REQUIREMENT -
Check each line of the material below for "Common", then copy the ones that contain it.

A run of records
[Begin]
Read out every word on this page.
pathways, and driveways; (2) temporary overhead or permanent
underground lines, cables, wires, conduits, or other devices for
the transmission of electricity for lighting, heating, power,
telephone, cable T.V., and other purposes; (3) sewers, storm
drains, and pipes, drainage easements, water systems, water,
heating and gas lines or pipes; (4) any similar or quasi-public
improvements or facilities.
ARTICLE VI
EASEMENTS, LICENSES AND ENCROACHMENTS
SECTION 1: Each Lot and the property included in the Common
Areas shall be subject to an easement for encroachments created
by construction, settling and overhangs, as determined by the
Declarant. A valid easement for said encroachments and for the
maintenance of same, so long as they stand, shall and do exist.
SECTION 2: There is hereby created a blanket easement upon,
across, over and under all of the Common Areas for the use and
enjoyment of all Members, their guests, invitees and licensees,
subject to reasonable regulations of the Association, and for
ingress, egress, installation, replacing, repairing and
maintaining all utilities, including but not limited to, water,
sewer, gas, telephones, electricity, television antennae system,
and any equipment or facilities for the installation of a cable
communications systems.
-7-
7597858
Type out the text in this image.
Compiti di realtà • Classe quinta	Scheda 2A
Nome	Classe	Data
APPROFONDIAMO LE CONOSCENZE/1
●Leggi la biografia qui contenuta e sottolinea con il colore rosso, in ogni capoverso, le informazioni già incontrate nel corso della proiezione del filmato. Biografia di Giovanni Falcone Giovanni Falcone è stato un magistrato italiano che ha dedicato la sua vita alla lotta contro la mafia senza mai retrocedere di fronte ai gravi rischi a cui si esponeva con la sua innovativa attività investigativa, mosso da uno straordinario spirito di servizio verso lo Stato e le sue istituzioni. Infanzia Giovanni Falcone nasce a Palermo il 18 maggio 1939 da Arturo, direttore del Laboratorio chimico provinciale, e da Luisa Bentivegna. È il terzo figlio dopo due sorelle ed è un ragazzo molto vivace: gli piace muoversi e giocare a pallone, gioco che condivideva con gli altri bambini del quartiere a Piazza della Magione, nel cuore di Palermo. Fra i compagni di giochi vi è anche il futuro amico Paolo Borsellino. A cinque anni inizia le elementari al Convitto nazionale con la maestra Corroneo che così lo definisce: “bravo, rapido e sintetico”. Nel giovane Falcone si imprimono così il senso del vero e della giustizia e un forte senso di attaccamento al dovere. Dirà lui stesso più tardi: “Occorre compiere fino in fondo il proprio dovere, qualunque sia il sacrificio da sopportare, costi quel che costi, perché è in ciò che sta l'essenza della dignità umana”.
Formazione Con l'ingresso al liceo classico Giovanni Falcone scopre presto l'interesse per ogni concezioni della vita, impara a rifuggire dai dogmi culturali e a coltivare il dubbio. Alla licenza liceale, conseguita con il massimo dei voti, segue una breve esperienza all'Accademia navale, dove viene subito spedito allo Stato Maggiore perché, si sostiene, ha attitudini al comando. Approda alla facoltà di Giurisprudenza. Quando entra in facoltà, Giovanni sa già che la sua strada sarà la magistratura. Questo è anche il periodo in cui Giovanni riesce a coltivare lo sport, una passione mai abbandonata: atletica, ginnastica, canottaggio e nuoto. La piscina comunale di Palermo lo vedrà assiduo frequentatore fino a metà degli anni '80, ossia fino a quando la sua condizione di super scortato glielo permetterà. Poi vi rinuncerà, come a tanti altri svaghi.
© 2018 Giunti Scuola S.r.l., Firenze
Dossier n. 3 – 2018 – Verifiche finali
[End]
WRITTEN ANSWER -
SECTION 1: Each Lot and the property included in the Common
across, over and under all of the Common Areas for the use and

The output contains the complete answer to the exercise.